* **STATED EXERCISE**:
Copy out the entries below in full and exactly.

* **RECORDS SUPPLIED**:
************
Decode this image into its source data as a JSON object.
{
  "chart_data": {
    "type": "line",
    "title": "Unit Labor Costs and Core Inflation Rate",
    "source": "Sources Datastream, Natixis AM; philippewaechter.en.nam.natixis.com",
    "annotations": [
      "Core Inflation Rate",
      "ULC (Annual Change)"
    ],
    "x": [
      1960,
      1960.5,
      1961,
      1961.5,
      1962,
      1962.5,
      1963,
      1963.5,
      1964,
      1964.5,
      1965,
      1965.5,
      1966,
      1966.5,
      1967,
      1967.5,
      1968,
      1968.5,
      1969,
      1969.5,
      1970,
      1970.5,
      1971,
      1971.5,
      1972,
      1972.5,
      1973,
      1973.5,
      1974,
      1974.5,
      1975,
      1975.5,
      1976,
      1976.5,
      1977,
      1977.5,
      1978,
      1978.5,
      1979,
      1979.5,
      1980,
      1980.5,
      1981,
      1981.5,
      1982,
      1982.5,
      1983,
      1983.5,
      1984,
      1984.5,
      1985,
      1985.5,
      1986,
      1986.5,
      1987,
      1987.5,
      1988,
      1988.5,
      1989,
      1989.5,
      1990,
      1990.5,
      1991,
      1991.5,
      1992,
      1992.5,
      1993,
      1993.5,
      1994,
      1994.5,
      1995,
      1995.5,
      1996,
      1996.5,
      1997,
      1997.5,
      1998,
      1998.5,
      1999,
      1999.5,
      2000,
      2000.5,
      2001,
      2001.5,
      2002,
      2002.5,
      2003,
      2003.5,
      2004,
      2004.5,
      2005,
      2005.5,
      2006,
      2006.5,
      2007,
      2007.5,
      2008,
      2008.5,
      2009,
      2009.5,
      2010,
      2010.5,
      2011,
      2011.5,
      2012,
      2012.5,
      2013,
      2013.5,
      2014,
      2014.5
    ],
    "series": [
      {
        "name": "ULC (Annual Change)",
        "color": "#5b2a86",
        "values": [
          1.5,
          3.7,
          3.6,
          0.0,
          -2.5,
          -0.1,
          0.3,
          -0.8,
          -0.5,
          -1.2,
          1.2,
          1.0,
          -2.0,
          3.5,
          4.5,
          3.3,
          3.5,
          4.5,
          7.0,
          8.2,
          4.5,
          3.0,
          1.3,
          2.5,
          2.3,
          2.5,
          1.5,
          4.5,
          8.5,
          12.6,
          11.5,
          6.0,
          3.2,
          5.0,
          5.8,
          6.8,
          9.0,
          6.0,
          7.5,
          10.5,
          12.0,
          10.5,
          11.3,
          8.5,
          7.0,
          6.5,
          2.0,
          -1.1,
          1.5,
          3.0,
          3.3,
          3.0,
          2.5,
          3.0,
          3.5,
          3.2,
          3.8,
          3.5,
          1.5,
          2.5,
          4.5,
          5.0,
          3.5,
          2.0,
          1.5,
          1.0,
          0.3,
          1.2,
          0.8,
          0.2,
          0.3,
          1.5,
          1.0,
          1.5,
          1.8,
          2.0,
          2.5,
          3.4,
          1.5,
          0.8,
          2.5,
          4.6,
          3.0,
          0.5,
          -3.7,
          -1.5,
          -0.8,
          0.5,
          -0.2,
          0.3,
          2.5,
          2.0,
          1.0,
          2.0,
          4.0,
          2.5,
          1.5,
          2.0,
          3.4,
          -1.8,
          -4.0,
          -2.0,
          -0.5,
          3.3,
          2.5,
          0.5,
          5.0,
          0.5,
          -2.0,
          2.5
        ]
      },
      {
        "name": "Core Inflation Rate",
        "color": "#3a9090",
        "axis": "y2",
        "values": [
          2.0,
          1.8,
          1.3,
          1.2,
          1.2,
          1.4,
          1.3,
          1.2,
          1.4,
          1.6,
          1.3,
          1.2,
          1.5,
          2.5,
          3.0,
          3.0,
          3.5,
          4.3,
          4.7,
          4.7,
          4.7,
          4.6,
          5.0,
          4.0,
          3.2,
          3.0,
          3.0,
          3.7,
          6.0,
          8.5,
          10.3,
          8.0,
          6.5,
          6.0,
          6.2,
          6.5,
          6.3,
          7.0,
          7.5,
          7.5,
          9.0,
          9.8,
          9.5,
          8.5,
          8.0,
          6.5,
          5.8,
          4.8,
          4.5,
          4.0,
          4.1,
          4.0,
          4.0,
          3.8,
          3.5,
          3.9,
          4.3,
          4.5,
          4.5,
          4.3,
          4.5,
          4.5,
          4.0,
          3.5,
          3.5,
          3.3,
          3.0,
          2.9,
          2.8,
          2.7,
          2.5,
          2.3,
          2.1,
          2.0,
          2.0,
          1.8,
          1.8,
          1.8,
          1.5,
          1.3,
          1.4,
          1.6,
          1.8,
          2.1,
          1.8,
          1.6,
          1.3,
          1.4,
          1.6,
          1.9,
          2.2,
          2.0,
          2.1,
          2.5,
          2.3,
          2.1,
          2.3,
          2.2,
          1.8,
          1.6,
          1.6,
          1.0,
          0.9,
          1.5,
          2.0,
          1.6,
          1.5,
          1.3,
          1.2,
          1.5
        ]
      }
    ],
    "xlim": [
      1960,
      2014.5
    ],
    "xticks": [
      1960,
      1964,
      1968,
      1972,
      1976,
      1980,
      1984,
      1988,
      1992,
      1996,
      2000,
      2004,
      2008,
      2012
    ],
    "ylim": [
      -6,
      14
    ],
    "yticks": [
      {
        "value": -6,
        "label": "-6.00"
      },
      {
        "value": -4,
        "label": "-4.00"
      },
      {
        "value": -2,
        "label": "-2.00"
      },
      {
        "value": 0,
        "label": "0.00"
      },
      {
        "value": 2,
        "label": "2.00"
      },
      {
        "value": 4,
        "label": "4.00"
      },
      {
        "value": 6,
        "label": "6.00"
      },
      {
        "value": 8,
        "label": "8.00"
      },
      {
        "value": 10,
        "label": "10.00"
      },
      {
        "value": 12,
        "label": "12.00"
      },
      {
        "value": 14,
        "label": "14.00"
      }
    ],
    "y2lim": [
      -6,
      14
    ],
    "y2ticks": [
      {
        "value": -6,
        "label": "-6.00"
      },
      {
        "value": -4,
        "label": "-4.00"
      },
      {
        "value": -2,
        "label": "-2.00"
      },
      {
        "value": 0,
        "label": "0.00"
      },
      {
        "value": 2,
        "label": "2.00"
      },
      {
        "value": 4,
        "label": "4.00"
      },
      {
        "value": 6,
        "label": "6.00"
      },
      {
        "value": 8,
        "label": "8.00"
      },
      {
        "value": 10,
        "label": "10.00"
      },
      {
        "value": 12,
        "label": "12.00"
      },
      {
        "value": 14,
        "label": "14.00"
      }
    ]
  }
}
************
* **ANSWER FOR THE TASK**:
Decode this image into its source data as a JSON object.
{
  "chart_data": {
    "type": "line",
    "title": "Unit Labor Costs and Core Inflation Rate",
    "source": "Sources Datastream, Natixis AM; philippewaechter.en.nam.natixis.com",
    "annotations": [
      "Core Inflation Rate",
      "ULC (Annual Change)"
    ],
    "x": [
      1960,
      1960.5,
      1961,
      1961.5,
      1962,
      1962.5,
      1963,
      1963.5,
      1964,
      1964.5,
      1965,
      1965.5,
      1966,
      1966.5,
      1967,
      1967.5,
      1968,
      1968.5,
      1969,
      1969.5,
      1970,
      1970.5,
      1971,
      1971.5,
      1972,
      1972.5,
      1973,
      1973.5,
      1974,
      1974.5,
      1975,
      1975.5,
      1976,
      1976.5,
      1977,
      1977.5,
      1978,
      1978.5,
      1979,
      1979.5,
      1980,
      1980.5,
      1981,
      1981.5,
      1982,
      1982.5,
      1983,
      1983.5,
      1984,
      1984.5,
      1985,
      1985.5,
      1986,
      1986.5,
      1987,
      1987.5,
      1988,
      1988.5,
      1989,
      1989.5,
      1990,
      1990.5,
      1991,
      1991.5,
      1992,
      1992.5,
      1993,
      1993.5,
      1994,
      1994.5,
      1995,
      1995.5,
      1996,
      1996.5,
      1997,
      1997.5,
      1998,
      1998.5,
      1999,
      1999.5,
      2000,
      2000.5,
      2001,
      2001.5,
      2002,
      2002.5,
      2003,
      2003.5,
      2004,
      2004.5,
      2005,
      2005.5,
      2006,
      2006.5,
      2007,
      2007.5,
      2008,
      2008.5,
      2009,
      2009.5,
      2010,
      2010.5,
      2011,
      2011.5,
      2012,
      2012.5,
      2013,
      2013.5,
      2014,
      2014.5
    ],
    "series": [
      {
        "name": "ULC (Annual Change)",
        "color": "#5b2a86",
        "values": [
          1.5,
          3.7,
          3.6,
          0.0,
          -2.5,
          -0.1,
          0.3,
          -0.8,
          -0.5,
          -1.2,
          1.2,
          1.0,
          -2.0,
          3.5,
          4.5,
          3.3,
          3.5,
          4.5,
          7.0,
          8.2,
          4.5,
          3.0,
          1.3,
          2.5,
          2.3,
          2.5,
          1.5,
          4.5,
          8.5,
          12.6,
          11.5,
          6.0,
          3.2,
          5.0,
          5.8,
          6.8,
          9.0,
          6.0,
          7.5,
          10.5,
          12.0,
          10.5,
          11.3,
          8.5,
          7.0,
          6.5,
          2.0,
          -1.1,
          1.5,
          3.0,
          3.3,
          3.0,
          2.5,
          3.0,
          3.5,
          3.2,
          3.8,
          3.5,
          1.5,
          2.5,
          4.5,
          5.0,
          3.5,
          2.0,
          1.5,
          1.0,
          0.3,
          1.2,
          0.8,
          0.2,
          0.3,
          1.5,
          1.0,
          1.5,
          1.8,
          2.0,
          2.5,
          3.4,
          1.5,
          0.8,
          2.5,
          4.6,
          3.0,
          0.5,
          -3.7,
          -1.5,
          -0.8,
          0.5,
          -0.2,
          0.3,
          2.5,
          2.0,
          1.0,
          2.0,
          4.0,
          2.5,
          1.5,
          2.0,
          3.4,
          -1.8,
          -4.0,
          -2.0,
          -0.5,
          3.3,
          2.5,
          0.5,
          5.0,
          0.5,
          -2.0,
          2.5
        ]
      },
      {
        "name": "Core Inflation Rate",
        "color": "#3a9090",
        "axis": "y2",
        "values": [
          2.0,
          1.8,
          1.3,
          1.2,
          1.2,
          1.4,
          1.3,
          1.2,
          1.4,
          1.6,
          1.3,
          1.2,
          1.5,
          2.5,
          3.0,
          3.0,
          3.5,
          4.3,
          4.7,
          4.7,
          4.7,
          4.6,
          5.0,
          4.0,
          3.2,
          3.0,
          3.0,
          3.7,
          6.0,
          8.5,
          10.3,
          8.0,
          6.5,
          6.0,
          6.2,
          6.5,
          6.3,
          7.0,
          7.5,
          7.5,
          9.0,
          9.8,
          9.5,
          8.5,
          8.0,
          6.5,
          5.8,
          4.8,
          4.5,
          4.0,
          4.1,
          4.0,
          4.0,
          3.8,
          3.5,
          3.9,
          4.3,
          4.5,
          4.5,
          4.3,
          4.5,
          4.5,
          4.0,
          3.5,
          3.5,
          3.3,
          3.0,
          2.9,
          2.8,
          2.7,
          2.5,
          2.3,
          2.1,
          2.0,
          2.0,
          1.8,
          1.8,
          1.8,
          1.5,
          1.3,
          1.4,
          1.6,
          1.8,
          2.1,
          1.8,
          1.6,
          1.3,
          1.4,
          1.6,
          1.9,
          2.2,
          2.0,
          2.1,
          2.5,
          2.3,
          2.1,
          2.3,
          2.2,
          1.8,
          1.6,
          1.6,
          1.0,
          0.9,
          1.5,
          2.0,
          1.6,
          1.5,
          1.3,
          1.2,
          1.5
        ]
      }
    ],
    "xlim": [
      1960,
      2014.5
    ],
    "xticks": [
      1960,
      1964,
      1968,
      1972,
      1976,
      1980,
      1984,
      1988,
      1992,
      1996,
      2000,
      2004,
      2008,
      2012
    ],
    "ylim": [
      -6,
      14
    ],
    "yticks": [
      {
        "value": -6,
        "label": "-6.00"
      },
      {
        "value": -4,
        "label": "-4.00"
      },
      {
        "value": -2,
        "label": "-2.00"
      },
      {
        "value": 0,
        "label": "0.00"
      },
      {
        "value": 2,
        "label": "2.00"
      },
      {
        "value": 4,
        "label": "4.00"
      },
      {
        "value": 6,
        "label": "6.00"
      },
      {
        "value": 8,
        "label": "8.00"
      },
      {
        "value": 10,
        "label": "10.00"
      },
      {
        "value": 12,
        "label": "12.00"
      },
      {
        "value": 14,
        "label": "14.00"
      }
    ],
    "y2lim": [
      -6,
      14
    ],
    "y2ticks": [
      {
        "value": -6,
        "label": "-6.00"
      },
      {
        "value": -4,
        "label": "-4.00"
      },
      {
        "value": -2,
        "label": "-2.00"
      },
      {
        "value": 0,
        "label": "0.00"
      },
      {
        "value": 2,
        "label": "2.00"
      },
      {
        "value": 4,
        "label": "4.00"
      },
      {
        "value": 6,
        "label": "6.00"
      },
      {
        "value": 8,
        "label": "8.00"
      },
      {
        "value": 10,
        "label": "10.00"
      },
      {
        "value": 12,
        "label": "12.00"
      },
      {
        "value": 14,
        "label": "14.00"
      }
    ]
  }
}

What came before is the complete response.